-- Begin Data for this task --
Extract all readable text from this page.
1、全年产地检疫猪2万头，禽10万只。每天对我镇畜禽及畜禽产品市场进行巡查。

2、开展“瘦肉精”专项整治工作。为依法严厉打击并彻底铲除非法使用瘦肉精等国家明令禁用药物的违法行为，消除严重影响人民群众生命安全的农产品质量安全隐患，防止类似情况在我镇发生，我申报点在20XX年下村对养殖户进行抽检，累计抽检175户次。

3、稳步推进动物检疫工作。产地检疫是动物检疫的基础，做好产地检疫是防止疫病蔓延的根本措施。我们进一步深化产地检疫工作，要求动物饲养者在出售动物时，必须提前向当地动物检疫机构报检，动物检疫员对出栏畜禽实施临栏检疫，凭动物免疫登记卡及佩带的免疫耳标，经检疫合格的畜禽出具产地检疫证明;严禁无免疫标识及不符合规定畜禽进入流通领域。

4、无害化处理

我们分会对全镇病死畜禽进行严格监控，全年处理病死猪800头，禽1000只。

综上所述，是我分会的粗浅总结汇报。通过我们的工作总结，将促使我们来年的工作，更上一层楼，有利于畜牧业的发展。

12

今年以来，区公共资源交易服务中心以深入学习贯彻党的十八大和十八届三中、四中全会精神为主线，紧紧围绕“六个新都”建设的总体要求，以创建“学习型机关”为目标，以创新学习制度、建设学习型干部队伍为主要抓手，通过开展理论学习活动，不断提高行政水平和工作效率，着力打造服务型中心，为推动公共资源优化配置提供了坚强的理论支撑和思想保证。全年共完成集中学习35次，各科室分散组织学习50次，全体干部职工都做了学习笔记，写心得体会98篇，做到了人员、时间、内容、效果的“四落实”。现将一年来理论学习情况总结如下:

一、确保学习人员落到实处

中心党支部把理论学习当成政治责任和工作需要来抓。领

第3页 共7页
-- End Data for this task --
-- Begin Data for this task --
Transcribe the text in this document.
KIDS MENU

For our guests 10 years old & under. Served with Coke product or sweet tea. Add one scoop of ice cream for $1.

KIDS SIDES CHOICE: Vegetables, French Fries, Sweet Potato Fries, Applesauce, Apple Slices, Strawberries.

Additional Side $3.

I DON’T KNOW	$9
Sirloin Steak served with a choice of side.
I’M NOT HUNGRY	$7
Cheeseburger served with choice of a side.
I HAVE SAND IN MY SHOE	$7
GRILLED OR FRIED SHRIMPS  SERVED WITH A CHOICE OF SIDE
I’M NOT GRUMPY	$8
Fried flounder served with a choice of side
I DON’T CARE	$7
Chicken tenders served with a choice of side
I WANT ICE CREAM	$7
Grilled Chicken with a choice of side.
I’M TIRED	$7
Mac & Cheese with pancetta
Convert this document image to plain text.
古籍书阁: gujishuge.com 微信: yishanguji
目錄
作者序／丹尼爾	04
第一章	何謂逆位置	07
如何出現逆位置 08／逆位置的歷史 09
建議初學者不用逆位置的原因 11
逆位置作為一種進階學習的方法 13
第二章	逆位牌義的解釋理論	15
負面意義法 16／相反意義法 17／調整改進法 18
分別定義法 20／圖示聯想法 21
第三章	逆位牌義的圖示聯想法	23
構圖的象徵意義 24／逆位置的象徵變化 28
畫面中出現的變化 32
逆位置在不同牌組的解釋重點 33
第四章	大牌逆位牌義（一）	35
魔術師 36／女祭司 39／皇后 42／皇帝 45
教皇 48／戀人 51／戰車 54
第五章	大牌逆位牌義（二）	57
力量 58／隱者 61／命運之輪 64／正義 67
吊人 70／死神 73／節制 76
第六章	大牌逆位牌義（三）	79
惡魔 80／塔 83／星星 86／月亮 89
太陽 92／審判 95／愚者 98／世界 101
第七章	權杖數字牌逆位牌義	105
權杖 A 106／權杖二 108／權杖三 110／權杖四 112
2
-- End Data for this task --
-- Begin Data for this task --
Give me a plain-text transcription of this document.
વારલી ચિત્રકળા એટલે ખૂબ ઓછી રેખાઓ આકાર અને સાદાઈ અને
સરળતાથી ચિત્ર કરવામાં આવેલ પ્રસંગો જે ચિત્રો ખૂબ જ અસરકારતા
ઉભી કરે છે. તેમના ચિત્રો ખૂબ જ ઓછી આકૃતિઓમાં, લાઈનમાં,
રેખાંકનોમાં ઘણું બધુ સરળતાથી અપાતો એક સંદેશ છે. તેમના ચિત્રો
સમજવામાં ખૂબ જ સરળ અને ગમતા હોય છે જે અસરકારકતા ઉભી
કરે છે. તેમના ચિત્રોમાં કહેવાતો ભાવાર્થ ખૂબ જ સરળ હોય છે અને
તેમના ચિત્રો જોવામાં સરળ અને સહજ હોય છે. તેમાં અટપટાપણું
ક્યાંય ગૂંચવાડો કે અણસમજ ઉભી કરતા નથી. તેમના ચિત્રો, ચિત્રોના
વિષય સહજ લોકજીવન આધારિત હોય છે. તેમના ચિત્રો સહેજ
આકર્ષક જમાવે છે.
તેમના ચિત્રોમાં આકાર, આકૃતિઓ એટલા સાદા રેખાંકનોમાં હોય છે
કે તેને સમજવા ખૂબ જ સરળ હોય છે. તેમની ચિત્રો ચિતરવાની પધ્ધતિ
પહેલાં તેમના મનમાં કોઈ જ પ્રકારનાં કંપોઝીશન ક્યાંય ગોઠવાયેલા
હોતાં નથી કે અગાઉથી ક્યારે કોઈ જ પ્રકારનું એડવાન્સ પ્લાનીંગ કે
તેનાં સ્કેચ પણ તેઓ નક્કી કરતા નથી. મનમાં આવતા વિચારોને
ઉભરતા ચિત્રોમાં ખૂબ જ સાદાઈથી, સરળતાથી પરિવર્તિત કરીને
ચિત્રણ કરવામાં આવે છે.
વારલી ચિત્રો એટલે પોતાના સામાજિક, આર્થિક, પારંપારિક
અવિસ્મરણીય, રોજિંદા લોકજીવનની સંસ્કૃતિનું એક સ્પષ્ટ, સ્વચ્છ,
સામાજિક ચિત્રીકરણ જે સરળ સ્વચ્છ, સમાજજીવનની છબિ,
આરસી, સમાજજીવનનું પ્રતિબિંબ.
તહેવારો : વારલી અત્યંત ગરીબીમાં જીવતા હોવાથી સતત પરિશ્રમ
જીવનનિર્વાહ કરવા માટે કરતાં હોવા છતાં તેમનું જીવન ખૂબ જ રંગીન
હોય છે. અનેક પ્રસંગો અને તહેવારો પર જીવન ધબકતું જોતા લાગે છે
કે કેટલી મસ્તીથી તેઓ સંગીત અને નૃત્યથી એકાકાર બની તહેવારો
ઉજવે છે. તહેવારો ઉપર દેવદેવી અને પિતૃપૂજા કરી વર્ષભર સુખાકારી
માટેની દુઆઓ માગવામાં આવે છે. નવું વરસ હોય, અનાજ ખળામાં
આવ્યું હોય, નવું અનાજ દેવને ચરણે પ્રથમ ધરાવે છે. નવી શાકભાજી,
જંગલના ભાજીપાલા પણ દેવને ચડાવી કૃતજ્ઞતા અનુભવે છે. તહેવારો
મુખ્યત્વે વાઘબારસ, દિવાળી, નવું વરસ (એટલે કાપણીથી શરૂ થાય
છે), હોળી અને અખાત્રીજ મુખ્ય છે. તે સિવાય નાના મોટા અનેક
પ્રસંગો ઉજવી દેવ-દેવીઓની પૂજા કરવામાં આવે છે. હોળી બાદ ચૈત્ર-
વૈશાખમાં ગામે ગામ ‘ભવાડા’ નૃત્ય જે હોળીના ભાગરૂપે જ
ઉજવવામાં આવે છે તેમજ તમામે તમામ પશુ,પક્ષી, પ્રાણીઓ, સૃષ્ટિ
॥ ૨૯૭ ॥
-- End Data for this task --
• [What you are asked to do]
Identify and extract each line of the listing that contains "સરળત".

• [Result]
સરળતાથી ચિત્ર કરવામાં આવેલ પ્રસંગો જે ચિત્રો ખૂબ જ અસરકારતા
રેખાંકનોમાં ઘણું બધુ સરળતાથી અપાતો એક સંદેશ છે. તેમના ચિત્રો
ઉભરતા ચિત્રોમાં ખૂબ જ સાદાઈથી, સરળતાથી પરિવર્તિત કરીને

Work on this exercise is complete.